▶ Records
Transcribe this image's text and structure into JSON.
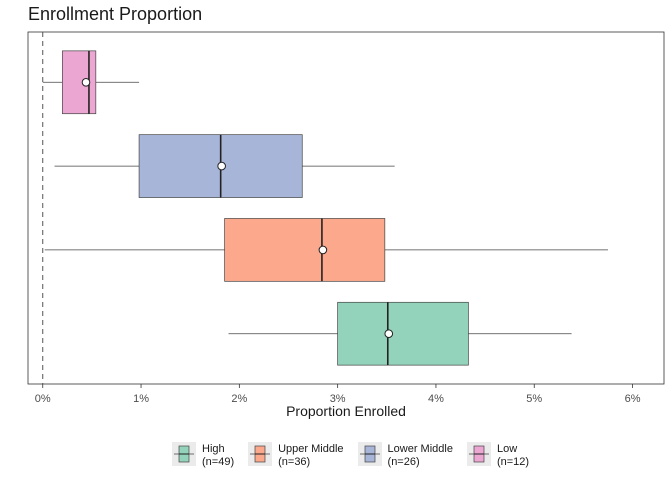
{
  "chart_data": {
    "type": "boxplot",
    "title": "Enrollment Proportion",
    "xlabel": "Proportion Enrolled",
    "ylabel": "",
    "xlim": [
      -0.0015,
      0.0632
    ],
    "x_ticks": [
      0,
      0.01,
      0.02,
      0.03,
      0.04,
      0.05,
      0.06
    ],
    "x_tick_labels": [
      "0%",
      "1%",
      "2%",
      "3%",
      "4%",
      "5%",
      "6%"
    ],
    "reference_line": {
      "x": 0,
      "style": "dashed"
    },
    "grid": false,
    "legend_position": "bottom",
    "series": [
      {
        "name": "High",
        "n_label": "(n=49)",
        "color": "#93d2bb",
        "whisker_low": 0.0189,
        "q1": 0.03,
        "median": 0.0351,
        "q3": 0.0433,
        "whisker_high": 0.0538,
        "mean": 0.0352
      },
      {
        "name": "Upper Middle",
        "n_label": "(n=36)",
        "color": "#fba88c",
        "whisker_low": 0.0002,
        "q1": 0.0185,
        "median": 0.0284,
        "q3": 0.0348,
        "whisker_high": 0.0575,
        "mean": 0.0285
      },
      {
        "name": "Lower Middle",
        "n_label": "(n=26)",
        "color": "#a7b5d8",
        "whisker_low": 0.0012,
        "q1": 0.0098,
        "median": 0.0181,
        "q3": 0.0264,
        "whisker_high": 0.0358,
        "mean": 0.0182
      },
      {
        "name": "Low",
        "n_label": "(n=12)",
        "color": "#eba6d2",
        "whisker_low": 0.0,
        "q1": 0.002,
        "median": 0.0047,
        "q3": 0.0054,
        "whisker_high": 0.0098,
        "mean": 0.0044
      }
    ]
  }
}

▶ The task
Pictures excluded, quote all the data above exactly.

▶ Result below
Transcribe this image's text and structure into JSON.
{
  "chart_data": {
    "type": "boxplot",
    "title": "Enrollment Proportion",
    "xlabel": "Proportion Enrolled",
    "ylabel": "",
    "xlim": [
      -0.0015,
      0.0632
    ],
    "x_ticks": [
      0,
      0.01,
      0.02,
      0.03,
      0.04,
      0.05,
      0.06
    ],
    "x_tick_labels": [
      "0%",
      "1%",
      "2%",
      "3%",
      "4%",
      "5%",
      "6%"
    ],
    "reference_line": {
      "x": 0,
      "style": "dashed"
    },
    "grid": false,
    "legend_position": "bottom",
    "series": [
      {
        "name": "High",
        "n_label": "(n=49)",
        "color": "#93d2bb",
        "whisker_low": 0.0189,
        "q1": 0.03,
        "median": 0.0351,
        "q3": 0.0433,
        "whisker_high": 0.0538,
        "mean": 0.0352
      },
      {
        "name": "Upper Middle",
        "n_label": "(n=36)",
        "color": "#fba88c",
        "whisker_low": 0.0002,
        "q1": 0.0185,
        "median": 0.0284,
        "q3": 0.0348,
        "whisker_high": 0.0575,
        "mean": 0.0285
      },
      {
        "name": "Lower Middle",
        "n_label": "(n=26)",
        "color": "#a7b5d8",
        "whisker_low": 0.0012,
        "q1": 0.0098,
        "median": 0.0181,
        "q3": 0.0264,
        "whisker_high": 0.0358,
        "mean": 0.0182
      },
      {
        "name": "Low",
        "n_label": "(n=12)",
        "color": "#eba6d2",
        "whisker_low": 0.0,
        "q1": 0.002,
        "median": 0.0047,
        "q3": 0.0054,
        "whisker_high": 0.0098,
        "mean": 0.0044
      }
    ]
  }
}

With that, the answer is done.